EXERCISE OBJECTIVE:
Copy everything in the data below exactly except the pictures.
* Begin RECORDS TO PROCESS *
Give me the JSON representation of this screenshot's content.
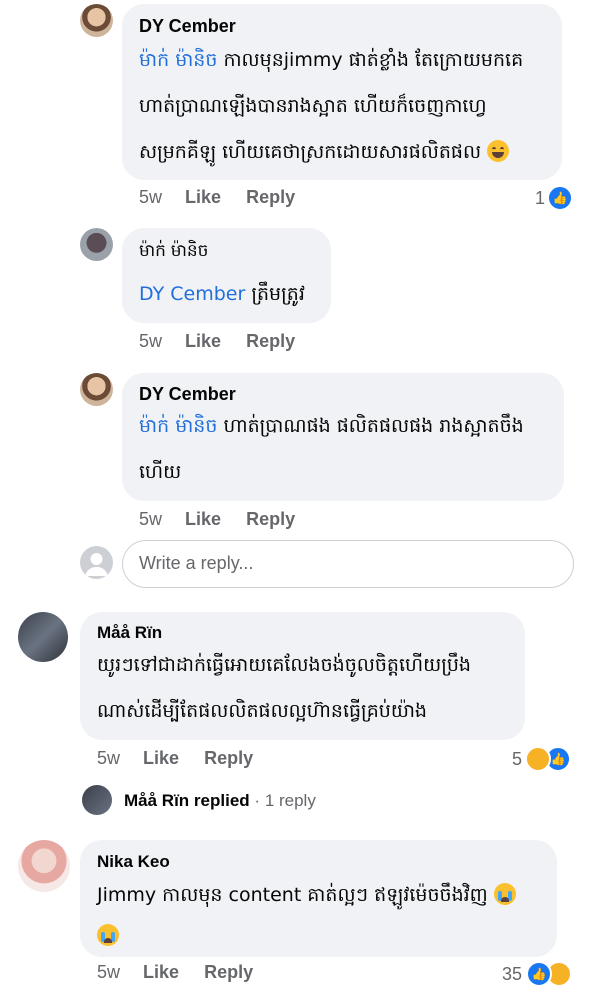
{
  "comments": [
    {
      "name": "DY Cember",
      "mention": "ម៉ាក់ ម៉ានិច",
      "lines": [
        "កាលមុនjimmy ផាត់ខ្លាំង តែក្រោយមកគេ",
        "ហាត់ប្រាណឡើងបានរាងស្អាត ហើយក៏ចេញកាហ្វេ",
        "សម្រកគីឡូ ហើយគេថាស្រកដោយសារផលិតផល"
      ],
      "time": "5w",
      "like": "Like",
      "reply": "Reply",
      "reactions": "1"
    },
    {
      "name": "ម៉ាក់ ម៉ានិច",
      "mention": "DY Cember",
      "lines": [
        "ត្រឹមត្រូវ"
      ],
      "time": "5w",
      "like": "Like",
      "reply": "Reply"
    },
    {
      "name": "DY Cember",
      "mention": "ម៉ាក់ ម៉ានិច",
      "lines": [
        "ហាត់ប្រាណផង ផលិតផលផង រាងស្អាតចឹង",
        "ហើយ"
      ],
      "time": "5w",
      "like": "Like",
      "reply": "Reply"
    },
    {
      "name": "Måå Rïn",
      "lines": [
        "យូរៗទៅជាដាក់ធ្វើអោយគេលែងចង់ចូលចិត្តហើយប្រឹង",
        "ណាស់ដើម្បីតែផលលិតផលល្អហ៊ានធ្វើគ្រប់យ៉ាង"
      ],
      "time": "5w",
      "like": "Like",
      "reply": "Reply",
      "reactions": "5"
    },
    {
      "name": "Nika Keo",
      "lines": [
        "Jimmy កាលមុន content គាត់ល្អៗ ឥឡូវម៉េចចឹងវិញ"
      ],
      "time": "5w",
      "like": "Like",
      "reply": "Reply",
      "reactions": "35"
    }
  ],
  "write_reply": {
    "placeholder": "Write a reply..."
  },
  "replied_row": {
    "name": "Måå Rïn",
    "text": "replied",
    "dot": "·",
    "count": "1 reply"
  },
  "colors": {
    "bubble": "#f0f2f5",
    "mention": "#216fdb",
    "meta": "#65676b",
    "like": "#1877f2"
  },
  "icons": [
    "like-reaction-icon",
    "haha-reaction-icon",
    "sad-reaction-icon",
    "grin-emoji-icon",
    "cry-emoji-icon"
  ]
}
* End RECORDS TO PROCESS *
THE OUTPUT:
Give me the JSON representation of this screenshot's content.
{
  "comments": [
    {
      "name": "DY Cember",
      "mention": "ម៉ាក់ ម៉ានិច",
      "lines": [
        "កាលមុនjimmy ផាត់ខ្លាំង តែក្រោយមកគេ",
        "ហាត់ប្រាណឡើងបានរាងស្អាត ហើយក៏ចេញកាហ្វេ",
        "សម្រកគីឡូ ហើយគេថាស្រកដោយសារផលិតផល"
      ],
      "time": "5w",
      "like": "Like",
      "reply": "Reply",
      "reactions": "1"
    },
    {
      "name": "ម៉ាក់ ម៉ានិច",
      "mention": "DY Cember",
      "lines": [
        "ត្រឹមត្រូវ"
      ],
      "time": "5w",
      "like": "Like",
      "reply": "Reply"
    },
    {
      "name": "DY Cember",
      "mention": "ម៉ាក់ ម៉ានិច",
      "lines": [
        "ហាត់ប្រាណផង ផលិតផលផង រាងស្អាតចឹង",
        "ហើយ"
      ],
      "time": "5w",
      "like": "Like",
      "reply": "Reply"
    },
    {
      "name": "Måå Rïn",
      "lines": [
        "យូរៗទៅជាដាក់ធ្វើអោយគេលែងចង់ចូលចិត្តហើយប្រឹង",
        "ណាស់ដើម្បីតែផលលិតផលល្អហ៊ានធ្វើគ្រប់យ៉ាង"
      ],
      "time": "5w",
      "like": "Like",
      "reply": "Reply",
      "reactions": "5"
    },
    {
      "name": "Nika Keo",
      "lines": [
        "Jimmy កាលមុន content គាត់ល្អៗ ឥឡូវម៉េចចឹងវិញ"
      ],
      "time": "5w",
      "like": "Like",
      "reply": "Reply",
      "reactions": "35"
    }
  ],
  "write_reply": {
    "placeholder": "Write a reply..."
  },
  "replied_row": {
    "name": "Måå Rïn",
    "text": "replied",
    "dot": "·",
    "count": "1 reply"
  },
  "colors": {
    "bubble": "#f0f2f5",
    "mention": "#216fdb",
    "meta": "#65676b",
    "like": "#1877f2"
  },
  "icons": [
    "like-reaction-icon",
    "haha-reaction-icon",
    "sad-reaction-icon",
    "grin-emoji-icon",
    "cry-emoji-icon"
  ]
}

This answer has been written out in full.